▶ **AIM OF THE TASK**: Write out the material exactly, leaving every picture behind.

--- start RECORDS SUPPLIED ---

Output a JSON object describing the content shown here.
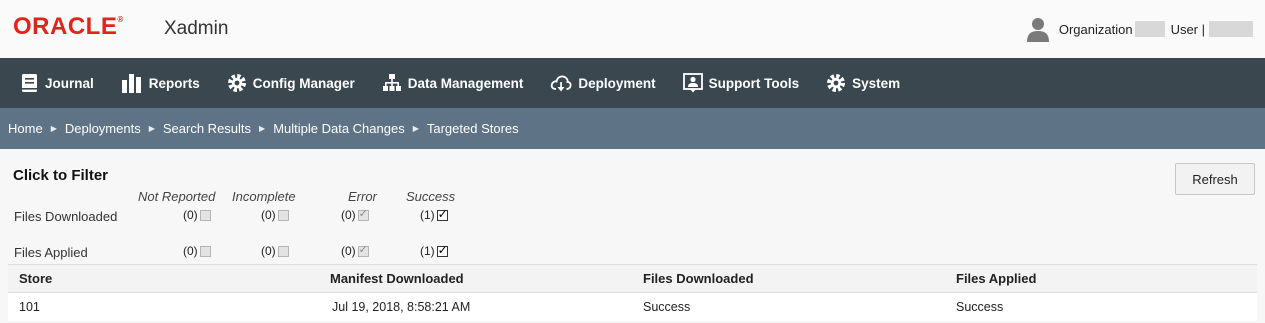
{
  "header": {
    "logo_text": "ORACLE",
    "logo_mark": "®",
    "app_name": "Xadmin",
    "org_label": "Organization",
    "user_label": "User |",
    "user_icon": "user-avatar-icon"
  },
  "nav": {
    "items": [
      {
        "label": "Journal",
        "icon": "journal-icon"
      },
      {
        "label": "Reports",
        "icon": "bar-chart-icon"
      },
      {
        "label": "Config Manager",
        "icon": "gear-icon"
      },
      {
        "label": "Data Management",
        "icon": "hierarchy-icon"
      },
      {
        "label": "Deployment",
        "icon": "cloud-download-icon"
      },
      {
        "label": "Support Tools",
        "icon": "support-icon"
      },
      {
        "label": "System",
        "icon": "gear-icon"
      }
    ]
  },
  "breadcrumb": [
    "Home",
    "Deployments",
    "Search Results",
    "Multiple Data Changes",
    "Targeted Stores"
  ],
  "filter": {
    "title": "Click to Filter",
    "columns": [
      "Not Reported",
      "Incomplete",
      "Error",
      "Success"
    ],
    "rows": [
      {
        "label": "Files Downloaded",
        "counts": [
          "(0)",
          "(0)",
          "(0)",
          "(1)"
        ]
      },
      {
        "label": "Files Applied",
        "counts": [
          "(0)",
          "(0)",
          "(0)",
          "(1)"
        ]
      }
    ]
  },
  "refresh_label": "Refresh",
  "table": {
    "headers": [
      "Store",
      "Manifest Downloaded",
      "Files Downloaded",
      "Files Applied"
    ],
    "rows": [
      [
        "101",
        "Jul 19, 2018, 8:58:21 AM",
        "Success",
        "Success"
      ]
    ]
  },
  "colors": {
    "brand_red": "#e2231a",
    "nav_bg": "#3a474f",
    "breadcrumb_bg": "#5f7387"
  }
}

--- end RECORDS SUPPLIED ---

▶ **TASK OUTPUT**:
Output a JSON object describing the content shown here.
{
  "header": {
    "logo_text": "ORACLE",
    "logo_mark": "®",
    "app_name": "Xadmin",
    "org_label": "Organization",
    "user_label": "User |",
    "user_icon": "user-avatar-icon"
  },
  "nav": {
    "items": [
      {
        "label": "Journal",
        "icon": "journal-icon"
      },
      {
        "label": "Reports",
        "icon": "bar-chart-icon"
      },
      {
        "label": "Config Manager",
        "icon": "gear-icon"
      },
      {
        "label": "Data Management",
        "icon": "hierarchy-icon"
      },
      {
        "label": "Deployment",
        "icon": "cloud-download-icon"
      },
      {
        "label": "Support Tools",
        "icon": "support-icon"
      },
      {
        "label": "System",
        "icon": "gear-icon"
      }
    ]
  },
  "breadcrumb": [
    "Home",
    "Deployments",
    "Search Results",
    "Multiple Data Changes",
    "Targeted Stores"
  ],
  "filter": {
    "title": "Click to Filter",
    "columns": [
      "Not Reported",
      "Incomplete",
      "Error",
      "Success"
    ],
    "rows": [
      {
        "label": "Files Downloaded",
        "counts": [
          "(0)",
          "(0)",
          "(0)",
          "(1)"
        ]
      },
      {
        "label": "Files Applied",
        "counts": [
          "(0)",
          "(0)",
          "(0)",
          "(1)"
        ]
      }
    ]
  },
  "refresh_label": "Refresh",
  "table": {
    "headers": [
      "Store",
      "Manifest Downloaded",
      "Files Downloaded",
      "Files Applied"
    ],
    "rows": [
      [
        "101",
        "Jul 19, 2018, 8:58:21 AM",
        "Success",
        "Success"
      ]
    ]
  },
  "colors": {
    "brand_red": "#e2231a",
    "nav_bg": "#3a474f",
    "breadcrumb_bg": "#5f7387"
  }
}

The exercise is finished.